+++ SUPPLIED MATERIAL +++
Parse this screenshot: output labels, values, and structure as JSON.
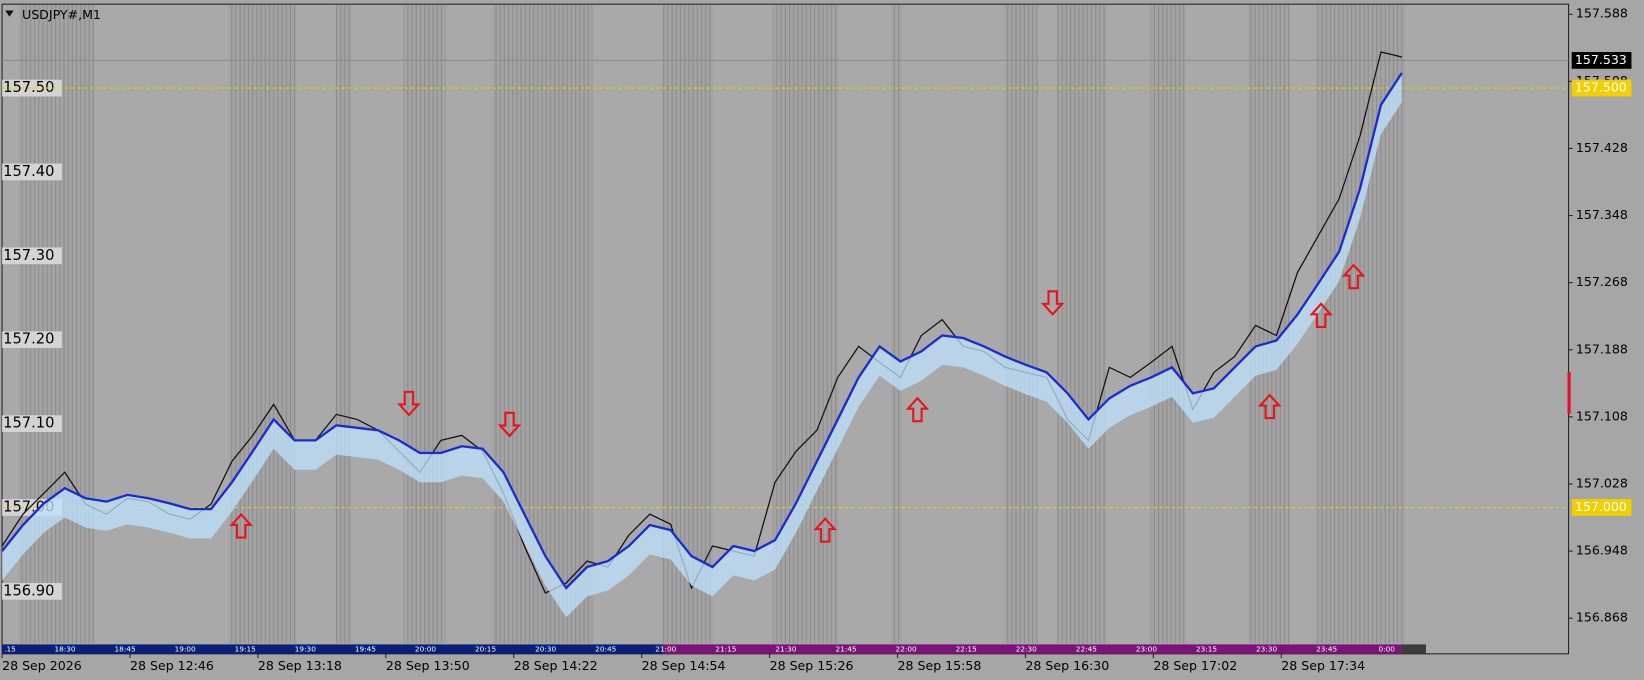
{
  "chart_data": {
    "type": "line",
    "title": "USDJPY#,M1",
    "series": [
      {
        "color": "#111111",
        "values": [
          156.954,
          156.992,
          157.017,
          157.042,
          157.004,
          156.992,
          157.011,
          157.007,
          156.992,
          156.986,
          157.004,
          157.055,
          157.086,
          157.123,
          157.08,
          157.08,
          157.111,
          157.105,
          157.092,
          157.067,
          157.042,
          157.08,
          157.086,
          157.067,
          157.017,
          156.954,
          156.898,
          156.91,
          156.936,
          156.929,
          156.967,
          156.992,
          156.98,
          156.904,
          156.954,
          156.948,
          156.942,
          157.03,
          157.067,
          157.092,
          157.155,
          157.192,
          157.173,
          157.155,
          157.205,
          157.224,
          157.192,
          157.186,
          157.167,
          157.161,
          157.155,
          157.105,
          157.08,
          157.167,
          157.155,
          157.173,
          157.192,
          157.117,
          157.161,
          157.18,
          157.217,
          157.205,
          157.28,
          157.324,
          157.368,
          157.443,
          157.543,
          157.537
        ]
      },
      {
        "color": "#1a2bd0",
        "values": [
          156.948,
          156.979,
          157.005,
          157.023,
          157.011,
          157.007,
          157.015,
          157.011,
          157.005,
          156.998,
          156.998,
          157.03,
          157.067,
          157.105,
          157.08,
          157.08,
          157.098,
          157.095,
          157.092,
          157.08,
          157.065,
          157.065,
          157.073,
          157.07,
          157.042,
          156.992,
          156.942,
          156.904,
          156.929,
          156.936,
          156.954,
          156.979,
          156.973,
          156.942,
          156.929,
          156.954,
          156.948,
          156.961,
          157.005,
          157.055,
          157.105,
          157.155,
          157.192,
          157.174,
          157.186,
          157.205,
          157.202,
          157.192,
          157.18,
          157.17,
          157.161,
          157.136,
          157.105,
          157.13,
          157.145,
          157.155,
          157.167,
          157.136,
          157.142,
          157.167,
          157.192,
          157.199,
          157.23,
          157.267,
          157.305,
          157.38,
          157.48,
          157.518
        ]
      }
    ],
    "ylim": [
      156.838,
      157.6
    ],
    "yticks": [
      157.588,
      157.508,
      157.428,
      157.348,
      157.268,
      157.188,
      157.108,
      157.028,
      156.948,
      156.868
    ],
    "left_labels": [
      {
        "value": 157.5,
        "label": "157.50"
      },
      {
        "value": 157.4,
        "label": "157.40"
      },
      {
        "value": 157.3,
        "label": "157.30"
      },
      {
        "value": 157.2,
        "label": "157.20"
      },
      {
        "value": 157.1,
        "label": "157.10"
      },
      {
        "value": 157.0,
        "label": "157.00"
      },
      {
        "value": 156.9,
        "label": "156.90"
      }
    ],
    "levels": [
      {
        "value": 157.5,
        "label": "157.500"
      },
      {
        "value": 157.0,
        "label": "157.000"
      }
    ],
    "current_price": 157.533,
    "date_labels": [
      "28 Sep 2026",
      "28 Sep 12:46",
      "28 Sep 13:18",
      "28 Sep 13:50",
      "28 Sep 14:22",
      "28 Sep 14:54",
      "28 Sep 15:26",
      "28 Sep 15:58",
      "28 Sep 16:30",
      "28 Sep 17:02",
      "28 Sep 17:34"
    ],
    "session_labels": [
      ".15",
      "18:30",
      "18:45",
      "19:00",
      "19:15",
      "19:30",
      "19:45",
      "20:00",
      "20:15",
      "20:30",
      "20:45",
      "21:00",
      "21:15",
      "21:30",
      "21:45",
      "22:00",
      "22:15",
      "22:30",
      "22:45",
      "23:00",
      "23:15",
      "23:30",
      "23:45",
      "0:00"
    ]
  }
}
+++
EXERCISE DIRECTIONS » Copy the listing word for word, excluding its pictures.

TASK ANSWER »
Parse this screenshot: output labels, values, and structure as JSON.
{
  "chart_data": {
    "type": "line",
    "title": "USDJPY#,M1",
    "series": [
      {
        "color": "#111111",
        "values": [
          156.954,
          156.992,
          157.017,
          157.042,
          157.004,
          156.992,
          157.011,
          157.007,
          156.992,
          156.986,
          157.004,
          157.055,
          157.086,
          157.123,
          157.08,
          157.08,
          157.111,
          157.105,
          157.092,
          157.067,
          157.042,
          157.08,
          157.086,
          157.067,
          157.017,
          156.954,
          156.898,
          156.91,
          156.936,
          156.929,
          156.967,
          156.992,
          156.98,
          156.904,
          156.954,
          156.948,
          156.942,
          157.03,
          157.067,
          157.092,
          157.155,
          157.192,
          157.173,
          157.155,
          157.205,
          157.224,
          157.192,
          157.186,
          157.167,
          157.161,
          157.155,
          157.105,
          157.08,
          157.167,
          157.155,
          157.173,
          157.192,
          157.117,
          157.161,
          157.18,
          157.217,
          157.205,
          157.28,
          157.324,
          157.368,
          157.443,
          157.543,
          157.537
        ]
      },
      {
        "color": "#1a2bd0",
        "values": [
          156.948,
          156.979,
          157.005,
          157.023,
          157.011,
          157.007,
          157.015,
          157.011,
          157.005,
          156.998,
          156.998,
          157.03,
          157.067,
          157.105,
          157.08,
          157.08,
          157.098,
          157.095,
          157.092,
          157.08,
          157.065,
          157.065,
          157.073,
          157.07,
          157.042,
          156.992,
          156.942,
          156.904,
          156.929,
          156.936,
          156.954,
          156.979,
          156.973,
          156.942,
          156.929,
          156.954,
          156.948,
          156.961,
          157.005,
          157.055,
          157.105,
          157.155,
          157.192,
          157.174,
          157.186,
          157.205,
          157.202,
          157.192,
          157.18,
          157.17,
          157.161,
          157.136,
          157.105,
          157.13,
          157.145,
          157.155,
          157.167,
          157.136,
          157.142,
          157.167,
          157.192,
          157.199,
          157.23,
          157.267,
          157.305,
          157.38,
          157.48,
          157.518
        ]
      }
    ],
    "ylim": [
      156.838,
      157.6
    ],
    "yticks": [
      157.588,
      157.508,
      157.428,
      157.348,
      157.268,
      157.188,
      157.108,
      157.028,
      156.948,
      156.868
    ],
    "left_labels": [
      {
        "value": 157.5,
        "label": "157.50"
      },
      {
        "value": 157.4,
        "label": "157.40"
      },
      {
        "value": 157.3,
        "label": "157.30"
      },
      {
        "value": 157.2,
        "label": "157.20"
      },
      {
        "value": 157.1,
        "label": "157.10"
      },
      {
        "value": 157.0,
        "label": "157.00"
      },
      {
        "value": 156.9,
        "label": "156.90"
      }
    ],
    "levels": [
      {
        "value": 157.5,
        "label": "157.500"
      },
      {
        "value": 157.0,
        "label": "157.000"
      }
    ],
    "current_price": 157.533,
    "date_labels": [
      "28 Sep 2026",
      "28 Sep 12:46",
      "28 Sep 13:18",
      "28 Sep 13:50",
      "28 Sep 14:22",
      "28 Sep 14:54",
      "28 Sep 15:26",
      "28 Sep 15:58",
      "28 Sep 16:30",
      "28 Sep 17:02",
      "28 Sep 17:34"
    ],
    "session_labels": [
      ".15",
      "18:30",
      "18:45",
      "19:00",
      "19:15",
      "19:30",
      "19:45",
      "20:00",
      "20:15",
      "20:30",
      "20:45",
      "21:00",
      "21:15",
      "21:30",
      "21:45",
      "22:00",
      "22:15",
      "22:30",
      "22:45",
      "23:00",
      "23:15",
      "23:30",
      "23:45",
      "0:00"
    ]
  }
}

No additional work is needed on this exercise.